◆ **Information provided**
• • • • • • •

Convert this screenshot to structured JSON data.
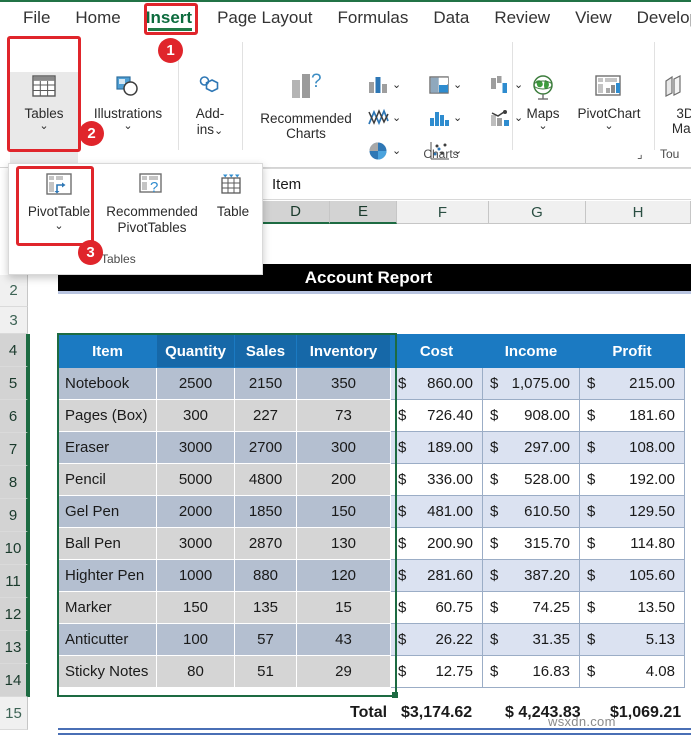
{
  "ribbon": {
    "tabs": [
      {
        "label": "File",
        "active": false
      },
      {
        "label": "Home",
        "active": false
      },
      {
        "label": "Insert",
        "active": true
      },
      {
        "label": "Page Layout",
        "active": false
      },
      {
        "label": "Formulas",
        "active": false
      },
      {
        "label": "Data",
        "active": false
      },
      {
        "label": "Review",
        "active": false
      },
      {
        "label": "View",
        "active": false
      },
      {
        "label": "Developer",
        "active": false
      }
    ],
    "buttons": {
      "tables": {
        "label": "Tables",
        "chevron": "⌄",
        "icon": "table-grid-icon"
      },
      "illustrations": {
        "label": "Illustrations",
        "chevron": "⌄",
        "icon": "shapes-icon"
      },
      "addins": {
        "label_line1": "Add-",
        "label_line2": "ins",
        "chevron": "⌄",
        "icon": "addins-hexagon-icon"
      },
      "recommended_charts": {
        "label_line1": "Recommended",
        "label_line2": "Charts",
        "icon": "recommended-charts-icon"
      },
      "maps": {
        "label": "Maps",
        "chevron": "⌄",
        "icon": "globe-icon"
      },
      "pivotchart": {
        "label": "PivotChart",
        "chevron": "⌄",
        "icon": "pivotchart-icon"
      },
      "maps3d": {
        "label_line1": "3D",
        "label_line2": "Map",
        "icon": "3d-map-icon"
      }
    },
    "group_labels": {
      "charts": "Charts",
      "tours": "Tou"
    },
    "chart_icons": [
      "column-chart-icon",
      "hierarchy-chart-icon",
      "waterfall-chart-icon",
      "line-chart-icon",
      "statistic-chart-icon",
      "combo-chart-icon",
      "pie-chart-icon",
      "scatter-chart-icon"
    ],
    "dialog_launcher": "charts-dialog-launcher-icon"
  },
  "annotations": {
    "badge1": "1",
    "badge2": "2",
    "badge3": "3",
    "accent_color": "#e0252b"
  },
  "dropdown": {
    "items": [
      {
        "label": "PivotTable",
        "chevron": "⌄",
        "icon": "pivottable-icon"
      },
      {
        "label_line1": "Recommended",
        "label_line2": "PivotTables",
        "icon": "recommended-pivottables-icon"
      },
      {
        "label": "Table",
        "icon": "table-icon"
      }
    ],
    "group_label": "Tables"
  },
  "formula_bar": {
    "value": "Item"
  },
  "grid": {
    "column_headers": [
      {
        "label": "D",
        "selected": true
      },
      {
        "label": "E",
        "selected": true
      },
      {
        "label": "F",
        "selected": false
      },
      {
        "label": "G",
        "selected": false
      },
      {
        "label": "H",
        "selected": false
      }
    ],
    "row_headers": [
      {
        "label": "2",
        "selected": false
      },
      {
        "label": "3",
        "selected": false
      },
      {
        "label": "4",
        "selected": true
      },
      {
        "label": "5",
        "selected": true
      },
      {
        "label": "6",
        "selected": true
      },
      {
        "label": "7",
        "selected": true
      },
      {
        "label": "8",
        "selected": true
      },
      {
        "label": "9",
        "selected": true
      },
      {
        "label": "10",
        "selected": true
      },
      {
        "label": "11",
        "selected": true
      },
      {
        "label": "12",
        "selected": true
      },
      {
        "label": "13",
        "selected": true
      },
      {
        "label": "14",
        "selected": true
      },
      {
        "label": "15",
        "selected": false
      }
    ]
  },
  "report": {
    "title": "Account Report",
    "headers": [
      "Item",
      "Quantity",
      "Sales",
      "Inventory",
      "Cost",
      "Income",
      "Profit"
    ],
    "rows": [
      {
        "item": "Notebook",
        "quantity": "2500",
        "sales": "2150",
        "inventory": "350",
        "cost": "860.00",
        "income": "1,075.00",
        "profit": "215.00"
      },
      {
        "item": "Pages (Box)",
        "quantity": "300",
        "sales": "227",
        "inventory": "73",
        "cost": "726.40",
        "income": "908.00",
        "profit": "181.60"
      },
      {
        "item": "Eraser",
        "quantity": "3000",
        "sales": "2700",
        "inventory": "300",
        "cost": "189.00",
        "income": "297.00",
        "profit": "108.00"
      },
      {
        "item": "Pencil",
        "quantity": "5000",
        "sales": "4800",
        "inventory": "200",
        "cost": "336.00",
        "income": "528.00",
        "profit": "192.00"
      },
      {
        "item": "Gel Pen",
        "quantity": "2000",
        "sales": "1850",
        "inventory": "150",
        "cost": "481.00",
        "income": "610.50",
        "profit": "129.50"
      },
      {
        "item": "Ball Pen",
        "quantity": "3000",
        "sales": "2870",
        "inventory": "130",
        "cost": "200.90",
        "income": "315.70",
        "profit": "114.80"
      },
      {
        "item": "Highter Pen",
        "quantity": "1000",
        "sales": "880",
        "inventory": "120",
        "cost": "281.60",
        "income": "387.20",
        "profit": "105.60"
      },
      {
        "item": "Marker",
        "quantity": "150",
        "sales": "135",
        "inventory": "15",
        "cost": "60.75",
        "income": "74.25",
        "profit": "13.50"
      },
      {
        "item": "Anticutter",
        "quantity": "100",
        "sales": "57",
        "inventory": "43",
        "cost": "26.22",
        "income": "31.35",
        "profit": "5.13"
      },
      {
        "item": "Sticky Notes",
        "quantity": "80",
        "sales": "51",
        "inventory": "29",
        "cost": "12.75",
        "income": "16.83",
        "profit": "4.08"
      }
    ],
    "currency_symbol": "$",
    "total": {
      "label": "Total",
      "cost": "$3,174.62",
      "income": "$ 4,243.83",
      "profit": "$1,069.21"
    },
    "header_color": "#1b7ac2",
    "title_bg": "#000000"
  },
  "watermark": "wsxdn.com"
}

• • • • • • •

◆ **The request**
Print out the whole of the material word for word, without pictures.

◆ **Exercise answer**
Convert this screenshot to structured JSON data.
{
  "ribbon": {
    "tabs": [
      {
        "label": "File",
        "active": false
      },
      {
        "label": "Home",
        "active": false
      },
      {
        "label": "Insert",
        "active": true
      },
      {
        "label": "Page Layout",
        "active": false
      },
      {
        "label": "Formulas",
        "active": false
      },
      {
        "label": "Data",
        "active": false
      },
      {
        "label": "Review",
        "active": false
      },
      {
        "label": "View",
        "active": false
      },
      {
        "label": "Developer",
        "active": false
      }
    ],
    "buttons": {
      "tables": {
        "label": "Tables",
        "chevron": "⌄",
        "icon": "table-grid-icon"
      },
      "illustrations": {
        "label": "Illustrations",
        "chevron": "⌄",
        "icon": "shapes-icon"
      },
      "addins": {
        "label_line1": "Add-",
        "label_line2": "ins",
        "chevron": "⌄",
        "icon": "addins-hexagon-icon"
      },
      "recommended_charts": {
        "label_line1": "Recommended",
        "label_line2": "Charts",
        "icon": "recommended-charts-icon"
      },
      "maps": {
        "label": "Maps",
        "chevron": "⌄",
        "icon": "globe-icon"
      },
      "pivotchart": {
        "label": "PivotChart",
        "chevron": "⌄",
        "icon": "pivotchart-icon"
      },
      "maps3d": {
        "label_line1": "3D",
        "label_line2": "Map",
        "icon": "3d-map-icon"
      }
    },
    "group_labels": {
      "charts": "Charts",
      "tours": "Tou"
    },
    "chart_icons": [
      "column-chart-icon",
      "hierarchy-chart-icon",
      "waterfall-chart-icon",
      "line-chart-icon",
      "statistic-chart-icon",
      "combo-chart-icon",
      "pie-chart-icon",
      "scatter-chart-icon"
    ],
    "dialog_launcher": "charts-dialog-launcher-icon"
  },
  "annotations": {
    "badge1": "1",
    "badge2": "2",
    "badge3": "3",
    "accent_color": "#e0252b"
  },
  "dropdown": {
    "items": [
      {
        "label": "PivotTable",
        "chevron": "⌄",
        "icon": "pivottable-icon"
      },
      {
        "label_line1": "Recommended",
        "label_line2": "PivotTables",
        "icon": "recommended-pivottables-icon"
      },
      {
        "label": "Table",
        "icon": "table-icon"
      }
    ],
    "group_label": "Tables"
  },
  "formula_bar": {
    "value": "Item"
  },
  "grid": {
    "column_headers": [
      {
        "label": "D",
        "selected": true
      },
      {
        "label": "E",
        "selected": true
      },
      {
        "label": "F",
        "selected": false
      },
      {
        "label": "G",
        "selected": false
      },
      {
        "label": "H",
        "selected": false
      }
    ],
    "row_headers": [
      {
        "label": "2",
        "selected": false
      },
      {
        "label": "3",
        "selected": false
      },
      {
        "label": "4",
        "selected": true
      },
      {
        "label": "5",
        "selected": true
      },
      {
        "label": "6",
        "selected": true
      },
      {
        "label": "7",
        "selected": true
      },
      {
        "label": "8",
        "selected": true
      },
      {
        "label": "9",
        "selected": true
      },
      {
        "label": "10",
        "selected": true
      },
      {
        "label": "11",
        "selected": true
      },
      {
        "label": "12",
        "selected": true
      },
      {
        "label": "13",
        "selected": true
      },
      {
        "label": "14",
        "selected": true
      },
      {
        "label": "15",
        "selected": false
      }
    ]
  },
  "report": {
    "title": "Account Report",
    "headers": [
      "Item",
      "Quantity",
      "Sales",
      "Inventory",
      "Cost",
      "Income",
      "Profit"
    ],
    "rows": [
      {
        "item": "Notebook",
        "quantity": "2500",
        "sales": "2150",
        "inventory": "350",
        "cost": "860.00",
        "income": "1,075.00",
        "profit": "215.00"
      },
      {
        "item": "Pages (Box)",
        "quantity": "300",
        "sales": "227",
        "inventory": "73",
        "cost": "726.40",
        "income": "908.00",
        "profit": "181.60"
      },
      {
        "item": "Eraser",
        "quantity": "3000",
        "sales": "2700",
        "inventory": "300",
        "cost": "189.00",
        "income": "297.00",
        "profit": "108.00"
      },
      {
        "item": "Pencil",
        "quantity": "5000",
        "sales": "4800",
        "inventory": "200",
        "cost": "336.00",
        "income": "528.00",
        "profit": "192.00"
      },
      {
        "item": "Gel Pen",
        "quantity": "2000",
        "sales": "1850",
        "inventory": "150",
        "cost": "481.00",
        "income": "610.50",
        "profit": "129.50"
      },
      {
        "item": "Ball Pen",
        "quantity": "3000",
        "sales": "2870",
        "inventory": "130",
        "cost": "200.90",
        "income": "315.70",
        "profit": "114.80"
      },
      {
        "item": "Highter Pen",
        "quantity": "1000",
        "sales": "880",
        "inventory": "120",
        "cost": "281.60",
        "income": "387.20",
        "profit": "105.60"
      },
      {
        "item": "Marker",
        "quantity": "150",
        "sales": "135",
        "inventory": "15",
        "cost": "60.75",
        "income": "74.25",
        "profit": "13.50"
      },
      {
        "item": "Anticutter",
        "quantity": "100",
        "sales": "57",
        "inventory": "43",
        "cost": "26.22",
        "income": "31.35",
        "profit": "5.13"
      },
      {
        "item": "Sticky Notes",
        "quantity": "80",
        "sales": "51",
        "inventory": "29",
        "cost": "12.75",
        "income": "16.83",
        "profit": "4.08"
      }
    ],
    "currency_symbol": "$",
    "total": {
      "label": "Total",
      "cost": "$3,174.62",
      "income": "$ 4,243.83",
      "profit": "$1,069.21"
    },
    "header_color": "#1b7ac2",
    "title_bg": "#000000"
  },
  "watermark": "wsxdn.com"
}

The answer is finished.